READING PASSAGE:
▶
Progress of EBP affiliated projects in whole-genome sequencing and the production of reference genomes

Project name	No. of species	No. of references	No. of families with reference	No. of references 2021	No. of drafts 2021
1000 Fungal Genomes	663	20	10	10	100
B10K (birds)	400	32	29	0	400
Zoonomia (mammals)	130	0	0	0	0
VGP (vertebrates)	128	129	119	200	0
i5K (arthropods)	86	2	2	2	8
Darwin Tree of Life	71	71	14	1,500	0
Tree of Life, Sanger	50	50	50	300	0
LOEWE Center	43	43	43	84	95
Ungulates Genome Project	41	0	0	4	6
CanSeq150	36	21	0	0	0
10KP (plants)	21	2	2	16	42
All other	80	42	30	905	1,505
Total	1,719	412	316	3,021	2,156

All tabulated genomes in the first three columns have been submitted to the INSDC or other public domain databases. Numbers in the last two columns are projected additional species genomes for 2021. A complete table with INSDC project identifiers can be found in Dataset S1. Totals include some species that overlap between projects.
◀
WHAT TO DO:
1/ In the note below the table on EBP-affiliated genome projects, rewrite the passage starting with "All tabulated genomes" and going on through "overlap between projects.", putting "Supplementary Table 1" in place of "Dataset S1".
2/ According to the table on EBP-affiliated genome projects, how many species does the Zoonomia (mammals) project cover?
3/ Turn the paragraph beginning "All tabulated genomes in the first three columns" in the table on EBP-affiliated genome projects into a short list that keeps its main facts.

PROVIDED INFORMATION:
▶
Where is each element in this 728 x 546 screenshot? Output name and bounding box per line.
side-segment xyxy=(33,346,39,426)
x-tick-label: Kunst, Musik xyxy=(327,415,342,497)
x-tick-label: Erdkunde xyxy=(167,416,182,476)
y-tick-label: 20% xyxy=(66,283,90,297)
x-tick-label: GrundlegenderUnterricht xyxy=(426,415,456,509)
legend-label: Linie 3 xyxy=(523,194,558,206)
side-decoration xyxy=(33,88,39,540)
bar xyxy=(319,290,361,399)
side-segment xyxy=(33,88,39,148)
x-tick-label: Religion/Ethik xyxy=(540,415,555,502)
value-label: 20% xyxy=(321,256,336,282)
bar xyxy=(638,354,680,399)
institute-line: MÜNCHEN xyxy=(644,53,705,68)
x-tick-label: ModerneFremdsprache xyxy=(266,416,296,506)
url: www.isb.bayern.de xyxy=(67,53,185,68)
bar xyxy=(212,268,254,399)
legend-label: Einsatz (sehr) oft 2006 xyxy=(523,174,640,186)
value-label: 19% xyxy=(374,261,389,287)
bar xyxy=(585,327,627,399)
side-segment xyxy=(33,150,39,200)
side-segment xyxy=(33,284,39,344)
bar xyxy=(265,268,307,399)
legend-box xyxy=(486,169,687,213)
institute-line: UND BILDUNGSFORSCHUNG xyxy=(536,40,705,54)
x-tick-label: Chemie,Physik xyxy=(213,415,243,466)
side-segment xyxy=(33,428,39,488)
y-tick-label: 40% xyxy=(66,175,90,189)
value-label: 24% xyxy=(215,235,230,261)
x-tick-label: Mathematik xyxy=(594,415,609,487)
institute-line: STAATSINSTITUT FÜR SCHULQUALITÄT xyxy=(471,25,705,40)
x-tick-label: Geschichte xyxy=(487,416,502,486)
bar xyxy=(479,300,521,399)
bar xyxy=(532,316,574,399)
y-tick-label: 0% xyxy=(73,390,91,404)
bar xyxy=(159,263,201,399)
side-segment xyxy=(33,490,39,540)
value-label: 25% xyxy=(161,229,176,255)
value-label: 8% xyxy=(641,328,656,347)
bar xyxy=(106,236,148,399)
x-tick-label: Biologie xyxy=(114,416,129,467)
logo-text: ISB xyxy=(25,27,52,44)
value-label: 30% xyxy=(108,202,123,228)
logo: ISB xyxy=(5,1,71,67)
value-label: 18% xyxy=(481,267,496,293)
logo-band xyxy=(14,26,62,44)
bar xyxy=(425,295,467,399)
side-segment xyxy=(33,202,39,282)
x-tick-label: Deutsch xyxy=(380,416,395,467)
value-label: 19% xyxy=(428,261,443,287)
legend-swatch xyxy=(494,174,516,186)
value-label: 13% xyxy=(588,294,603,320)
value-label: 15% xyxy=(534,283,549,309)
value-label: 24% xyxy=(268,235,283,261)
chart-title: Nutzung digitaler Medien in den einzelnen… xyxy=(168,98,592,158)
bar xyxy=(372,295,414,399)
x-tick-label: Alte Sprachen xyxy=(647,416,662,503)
◀
RESULTS BY TASK:
1/
All tabulated genomes in the first three columns have been submitted to the INSDC or other public domain databases. Numbers in the last two columns are projected additional species genomes for 2021. A complete table with INSDC project identifiers can be found in Supplementary Table 1. Totals include some species that overlap between projects.

2/ 130 species.

3/
- The genomes in the first three columns have been submitted to the INSDC or other public domain databases.
- The last two columns give projected additional species genomes for 2021.
- Dataset S1 contains a complete table with INSDC project identifiers.
- Some species overlap between projects and are included in the totals.